▸ What to do: Answer with one number only: the number of lines that contain "Jean".

BEGIN Records for the task

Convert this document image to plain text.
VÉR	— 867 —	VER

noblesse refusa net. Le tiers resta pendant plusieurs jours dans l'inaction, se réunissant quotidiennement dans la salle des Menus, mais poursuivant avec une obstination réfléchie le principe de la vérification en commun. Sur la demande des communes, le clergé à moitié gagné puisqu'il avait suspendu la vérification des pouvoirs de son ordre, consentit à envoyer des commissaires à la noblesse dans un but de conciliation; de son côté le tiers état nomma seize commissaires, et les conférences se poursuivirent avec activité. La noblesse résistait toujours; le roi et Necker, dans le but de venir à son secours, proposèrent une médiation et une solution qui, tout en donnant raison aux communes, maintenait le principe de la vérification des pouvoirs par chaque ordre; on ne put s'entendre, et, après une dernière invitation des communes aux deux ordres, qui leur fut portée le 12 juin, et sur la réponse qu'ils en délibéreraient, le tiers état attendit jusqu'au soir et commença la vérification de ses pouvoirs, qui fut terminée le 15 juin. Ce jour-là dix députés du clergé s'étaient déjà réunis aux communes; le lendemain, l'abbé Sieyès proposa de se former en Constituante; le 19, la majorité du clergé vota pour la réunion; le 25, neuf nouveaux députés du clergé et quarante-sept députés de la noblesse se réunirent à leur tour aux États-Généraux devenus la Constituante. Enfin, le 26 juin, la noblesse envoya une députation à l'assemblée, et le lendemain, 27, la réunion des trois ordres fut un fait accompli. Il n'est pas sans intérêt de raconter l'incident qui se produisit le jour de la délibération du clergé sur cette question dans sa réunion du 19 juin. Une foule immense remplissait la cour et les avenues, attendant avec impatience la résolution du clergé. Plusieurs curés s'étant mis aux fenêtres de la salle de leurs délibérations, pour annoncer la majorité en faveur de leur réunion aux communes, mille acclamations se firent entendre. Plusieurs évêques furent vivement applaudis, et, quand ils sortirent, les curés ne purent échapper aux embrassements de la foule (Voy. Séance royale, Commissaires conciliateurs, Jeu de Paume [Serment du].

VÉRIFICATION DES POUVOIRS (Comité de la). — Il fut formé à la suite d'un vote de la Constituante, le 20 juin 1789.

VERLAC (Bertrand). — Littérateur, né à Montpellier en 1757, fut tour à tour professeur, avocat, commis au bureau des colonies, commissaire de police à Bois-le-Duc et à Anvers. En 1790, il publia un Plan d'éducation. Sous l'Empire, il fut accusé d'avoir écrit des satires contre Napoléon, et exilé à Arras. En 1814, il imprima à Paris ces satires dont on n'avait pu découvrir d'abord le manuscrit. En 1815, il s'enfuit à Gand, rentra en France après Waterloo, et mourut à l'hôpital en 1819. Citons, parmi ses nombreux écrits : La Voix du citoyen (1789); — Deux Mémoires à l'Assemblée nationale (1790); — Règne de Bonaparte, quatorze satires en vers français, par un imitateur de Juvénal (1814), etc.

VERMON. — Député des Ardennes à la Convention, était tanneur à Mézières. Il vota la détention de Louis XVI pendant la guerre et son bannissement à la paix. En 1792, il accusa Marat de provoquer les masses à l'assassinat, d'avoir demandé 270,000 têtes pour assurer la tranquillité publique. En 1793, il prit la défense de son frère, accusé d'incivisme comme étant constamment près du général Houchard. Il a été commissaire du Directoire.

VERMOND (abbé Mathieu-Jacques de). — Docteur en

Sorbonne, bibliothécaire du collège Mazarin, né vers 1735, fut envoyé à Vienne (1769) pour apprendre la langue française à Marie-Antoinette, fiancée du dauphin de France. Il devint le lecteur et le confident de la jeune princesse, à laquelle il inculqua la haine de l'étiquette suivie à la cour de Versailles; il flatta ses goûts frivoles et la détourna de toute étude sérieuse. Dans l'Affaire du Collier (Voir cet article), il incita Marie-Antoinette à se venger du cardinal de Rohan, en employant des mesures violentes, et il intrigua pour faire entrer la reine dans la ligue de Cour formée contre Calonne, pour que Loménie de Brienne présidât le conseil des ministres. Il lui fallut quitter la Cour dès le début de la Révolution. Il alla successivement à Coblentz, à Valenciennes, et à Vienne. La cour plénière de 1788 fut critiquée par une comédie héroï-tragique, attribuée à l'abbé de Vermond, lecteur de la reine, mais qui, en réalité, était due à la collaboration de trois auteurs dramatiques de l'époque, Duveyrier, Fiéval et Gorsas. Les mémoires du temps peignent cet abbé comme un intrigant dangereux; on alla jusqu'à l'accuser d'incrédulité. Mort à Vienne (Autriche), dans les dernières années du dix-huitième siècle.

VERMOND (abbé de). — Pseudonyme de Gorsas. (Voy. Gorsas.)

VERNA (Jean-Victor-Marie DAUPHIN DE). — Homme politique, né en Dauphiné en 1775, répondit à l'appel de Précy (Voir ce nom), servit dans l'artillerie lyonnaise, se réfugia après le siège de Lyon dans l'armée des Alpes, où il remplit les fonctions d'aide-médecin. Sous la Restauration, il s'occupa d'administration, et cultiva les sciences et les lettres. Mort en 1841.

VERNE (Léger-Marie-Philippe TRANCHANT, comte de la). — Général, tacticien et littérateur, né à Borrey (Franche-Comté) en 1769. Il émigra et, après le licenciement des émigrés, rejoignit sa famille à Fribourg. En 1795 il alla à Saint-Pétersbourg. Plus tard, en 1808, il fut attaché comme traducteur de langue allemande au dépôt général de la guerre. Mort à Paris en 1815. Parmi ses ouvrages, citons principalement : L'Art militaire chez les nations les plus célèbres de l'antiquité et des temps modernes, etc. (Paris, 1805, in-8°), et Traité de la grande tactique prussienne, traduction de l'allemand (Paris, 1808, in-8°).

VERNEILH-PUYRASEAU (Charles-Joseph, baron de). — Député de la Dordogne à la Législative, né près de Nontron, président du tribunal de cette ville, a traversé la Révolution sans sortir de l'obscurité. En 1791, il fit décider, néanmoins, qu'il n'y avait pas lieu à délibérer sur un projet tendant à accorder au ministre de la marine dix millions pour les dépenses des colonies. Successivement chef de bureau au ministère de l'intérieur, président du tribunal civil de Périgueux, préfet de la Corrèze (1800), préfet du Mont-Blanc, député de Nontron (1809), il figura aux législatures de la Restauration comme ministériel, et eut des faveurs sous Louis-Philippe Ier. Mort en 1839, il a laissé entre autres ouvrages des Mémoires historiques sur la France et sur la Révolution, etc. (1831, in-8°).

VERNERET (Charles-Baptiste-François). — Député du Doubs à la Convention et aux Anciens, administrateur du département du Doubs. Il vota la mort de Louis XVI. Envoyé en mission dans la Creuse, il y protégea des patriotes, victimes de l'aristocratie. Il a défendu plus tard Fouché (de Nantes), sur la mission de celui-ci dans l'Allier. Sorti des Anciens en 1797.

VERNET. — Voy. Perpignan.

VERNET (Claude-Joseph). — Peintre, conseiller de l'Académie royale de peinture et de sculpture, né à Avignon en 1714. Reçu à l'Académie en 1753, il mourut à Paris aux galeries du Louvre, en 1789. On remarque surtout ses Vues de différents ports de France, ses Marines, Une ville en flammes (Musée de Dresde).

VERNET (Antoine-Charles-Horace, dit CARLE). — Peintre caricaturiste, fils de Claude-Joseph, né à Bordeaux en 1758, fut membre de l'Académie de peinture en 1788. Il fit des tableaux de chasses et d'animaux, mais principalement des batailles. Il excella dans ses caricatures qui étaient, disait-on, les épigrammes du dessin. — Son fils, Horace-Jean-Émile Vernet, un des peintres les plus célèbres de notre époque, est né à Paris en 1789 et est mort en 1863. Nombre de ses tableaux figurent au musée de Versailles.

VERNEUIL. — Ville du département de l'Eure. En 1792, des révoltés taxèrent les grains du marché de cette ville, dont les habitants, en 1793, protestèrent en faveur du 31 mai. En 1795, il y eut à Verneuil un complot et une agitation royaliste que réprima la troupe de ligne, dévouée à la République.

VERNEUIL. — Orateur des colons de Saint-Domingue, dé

END Records for the task

▸ Solution to this exercise: 2